[Direction]
Each entry below is to be duplicated verbatim.

BEGIN Provided data

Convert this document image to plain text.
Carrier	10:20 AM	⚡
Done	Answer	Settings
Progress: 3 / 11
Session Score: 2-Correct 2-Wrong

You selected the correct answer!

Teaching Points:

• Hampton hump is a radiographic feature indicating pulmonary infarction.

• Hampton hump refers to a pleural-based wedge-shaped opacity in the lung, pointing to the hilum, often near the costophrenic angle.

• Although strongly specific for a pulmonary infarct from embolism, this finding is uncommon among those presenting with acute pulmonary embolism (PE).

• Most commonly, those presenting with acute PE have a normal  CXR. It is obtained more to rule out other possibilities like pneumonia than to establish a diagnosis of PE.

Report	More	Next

END Provided data

[Final result]
Convert this document image to plain text.
Carrier	10:20 AM	⚡
Done	Answer	Settings
Progress: 3 / 11
Session Score: 2-Correct 2-Wrong

You selected the correct answer!

Teaching Points:

• Hampton hump is a radiographic feature indicating pulmonary infarction.

• Hampton hump refers to a pleural-based wedge-shaped opacity in the lung, pointing to the hilum, often near the costophrenic angle.

• Although strongly specific for a pulmonary infarct from embolism, this finding is uncommon among those presenting with acute pulmonary embolism (PE).

• Most commonly, those presenting with acute PE have a normal  CXR. It is obtained more to rule out other possibilities like pneumonia than to establish a diagnosis of PE.

Report	More	Next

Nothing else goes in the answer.